• _Entries with figure data_
*****

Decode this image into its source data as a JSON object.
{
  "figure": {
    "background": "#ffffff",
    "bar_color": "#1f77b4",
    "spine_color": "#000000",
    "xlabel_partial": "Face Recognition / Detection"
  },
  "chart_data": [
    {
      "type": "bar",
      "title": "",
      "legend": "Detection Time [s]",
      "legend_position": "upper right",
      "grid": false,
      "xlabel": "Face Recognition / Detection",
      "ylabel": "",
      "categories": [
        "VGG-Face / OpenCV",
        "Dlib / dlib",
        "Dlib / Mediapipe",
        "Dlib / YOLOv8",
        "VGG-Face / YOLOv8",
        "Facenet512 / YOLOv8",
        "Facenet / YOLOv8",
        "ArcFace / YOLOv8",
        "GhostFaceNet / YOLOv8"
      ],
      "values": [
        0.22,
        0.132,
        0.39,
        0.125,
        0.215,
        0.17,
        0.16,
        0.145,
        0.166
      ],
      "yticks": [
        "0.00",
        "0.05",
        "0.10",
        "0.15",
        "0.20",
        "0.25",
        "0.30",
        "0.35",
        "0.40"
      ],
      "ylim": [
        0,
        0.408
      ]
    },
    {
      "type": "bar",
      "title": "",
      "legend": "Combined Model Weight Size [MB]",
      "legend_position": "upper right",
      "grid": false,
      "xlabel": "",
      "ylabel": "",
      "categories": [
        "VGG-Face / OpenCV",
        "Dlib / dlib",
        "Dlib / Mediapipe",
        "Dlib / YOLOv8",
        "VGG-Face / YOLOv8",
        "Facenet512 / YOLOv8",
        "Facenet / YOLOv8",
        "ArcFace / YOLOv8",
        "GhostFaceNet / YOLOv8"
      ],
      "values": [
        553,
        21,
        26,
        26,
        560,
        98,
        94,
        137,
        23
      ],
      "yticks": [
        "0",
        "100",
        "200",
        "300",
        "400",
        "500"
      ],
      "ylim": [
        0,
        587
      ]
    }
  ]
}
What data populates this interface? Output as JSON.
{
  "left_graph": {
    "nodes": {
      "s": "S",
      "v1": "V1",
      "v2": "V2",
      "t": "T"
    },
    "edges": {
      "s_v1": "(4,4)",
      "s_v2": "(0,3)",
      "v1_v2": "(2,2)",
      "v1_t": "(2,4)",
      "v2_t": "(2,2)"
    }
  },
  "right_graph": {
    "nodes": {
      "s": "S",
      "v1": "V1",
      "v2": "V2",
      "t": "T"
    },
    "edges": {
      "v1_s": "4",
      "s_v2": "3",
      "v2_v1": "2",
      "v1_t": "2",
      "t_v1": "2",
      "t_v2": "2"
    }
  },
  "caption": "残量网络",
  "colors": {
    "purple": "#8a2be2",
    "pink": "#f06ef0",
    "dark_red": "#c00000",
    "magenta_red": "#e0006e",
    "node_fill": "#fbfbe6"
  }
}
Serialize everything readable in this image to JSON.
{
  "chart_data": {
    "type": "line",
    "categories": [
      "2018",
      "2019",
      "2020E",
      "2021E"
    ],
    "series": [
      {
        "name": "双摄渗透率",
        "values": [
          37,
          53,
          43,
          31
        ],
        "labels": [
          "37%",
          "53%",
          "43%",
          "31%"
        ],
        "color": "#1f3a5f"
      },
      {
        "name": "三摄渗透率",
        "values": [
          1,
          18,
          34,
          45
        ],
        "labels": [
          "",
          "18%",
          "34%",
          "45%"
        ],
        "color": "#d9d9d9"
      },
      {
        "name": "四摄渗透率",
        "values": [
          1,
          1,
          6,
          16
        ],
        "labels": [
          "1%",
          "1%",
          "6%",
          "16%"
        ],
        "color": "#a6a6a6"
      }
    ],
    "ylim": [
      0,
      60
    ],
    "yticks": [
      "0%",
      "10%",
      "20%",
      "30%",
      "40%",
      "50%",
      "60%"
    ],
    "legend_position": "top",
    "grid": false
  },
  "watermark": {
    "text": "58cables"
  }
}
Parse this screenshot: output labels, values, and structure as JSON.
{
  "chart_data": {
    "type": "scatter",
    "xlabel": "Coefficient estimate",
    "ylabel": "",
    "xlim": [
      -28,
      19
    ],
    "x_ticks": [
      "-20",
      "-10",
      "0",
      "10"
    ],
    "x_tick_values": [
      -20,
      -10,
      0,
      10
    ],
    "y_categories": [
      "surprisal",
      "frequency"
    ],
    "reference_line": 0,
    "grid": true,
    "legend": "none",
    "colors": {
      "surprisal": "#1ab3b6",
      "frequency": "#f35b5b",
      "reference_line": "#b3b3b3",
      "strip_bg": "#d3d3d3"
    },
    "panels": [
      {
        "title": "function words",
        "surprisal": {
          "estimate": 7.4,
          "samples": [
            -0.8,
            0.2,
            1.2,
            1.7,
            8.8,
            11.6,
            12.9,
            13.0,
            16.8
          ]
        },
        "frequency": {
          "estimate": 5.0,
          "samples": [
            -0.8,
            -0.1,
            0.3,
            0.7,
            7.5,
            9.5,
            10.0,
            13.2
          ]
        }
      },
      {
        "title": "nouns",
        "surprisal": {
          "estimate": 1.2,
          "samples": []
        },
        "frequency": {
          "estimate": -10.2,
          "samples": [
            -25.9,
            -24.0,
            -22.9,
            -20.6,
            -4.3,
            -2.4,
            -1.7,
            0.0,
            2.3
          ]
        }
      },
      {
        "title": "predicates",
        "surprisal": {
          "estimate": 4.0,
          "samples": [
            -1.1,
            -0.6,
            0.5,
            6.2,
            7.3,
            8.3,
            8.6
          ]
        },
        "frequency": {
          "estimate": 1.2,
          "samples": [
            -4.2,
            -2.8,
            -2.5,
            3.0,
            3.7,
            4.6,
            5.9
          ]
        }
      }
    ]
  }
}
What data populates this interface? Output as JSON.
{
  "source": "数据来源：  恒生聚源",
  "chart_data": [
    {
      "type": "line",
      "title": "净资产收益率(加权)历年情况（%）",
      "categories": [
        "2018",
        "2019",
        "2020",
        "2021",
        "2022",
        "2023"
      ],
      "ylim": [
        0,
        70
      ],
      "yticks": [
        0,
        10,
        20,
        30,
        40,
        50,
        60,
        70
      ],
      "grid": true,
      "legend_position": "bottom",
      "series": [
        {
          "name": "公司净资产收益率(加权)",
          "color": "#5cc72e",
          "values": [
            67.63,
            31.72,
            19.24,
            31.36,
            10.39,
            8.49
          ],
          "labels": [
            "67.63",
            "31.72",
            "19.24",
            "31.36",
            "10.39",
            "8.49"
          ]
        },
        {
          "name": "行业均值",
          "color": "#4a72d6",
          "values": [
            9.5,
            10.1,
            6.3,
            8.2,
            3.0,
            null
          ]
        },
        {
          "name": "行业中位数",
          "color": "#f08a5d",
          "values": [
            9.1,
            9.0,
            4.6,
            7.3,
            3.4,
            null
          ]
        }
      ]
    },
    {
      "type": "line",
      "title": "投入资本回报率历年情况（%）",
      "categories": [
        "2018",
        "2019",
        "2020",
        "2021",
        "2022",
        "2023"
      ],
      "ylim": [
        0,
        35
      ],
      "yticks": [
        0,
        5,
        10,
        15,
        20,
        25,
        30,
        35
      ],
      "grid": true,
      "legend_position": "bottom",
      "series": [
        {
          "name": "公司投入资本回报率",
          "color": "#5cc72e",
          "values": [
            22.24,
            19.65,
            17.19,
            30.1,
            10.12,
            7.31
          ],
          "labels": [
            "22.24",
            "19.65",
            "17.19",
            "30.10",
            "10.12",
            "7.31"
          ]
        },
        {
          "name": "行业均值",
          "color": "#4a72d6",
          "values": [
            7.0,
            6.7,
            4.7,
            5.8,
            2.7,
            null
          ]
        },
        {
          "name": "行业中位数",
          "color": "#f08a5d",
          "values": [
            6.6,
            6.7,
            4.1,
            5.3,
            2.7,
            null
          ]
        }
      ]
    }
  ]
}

*****

• _WHAT YOU NEED TO DO_
All lines above containing the string "Recognition" are to be collected.

• _THE COMPLETED TASK_
    "xlabel_partial": "Face Recognition / Detection"
      "xlabel": "Face Recognition / Detection",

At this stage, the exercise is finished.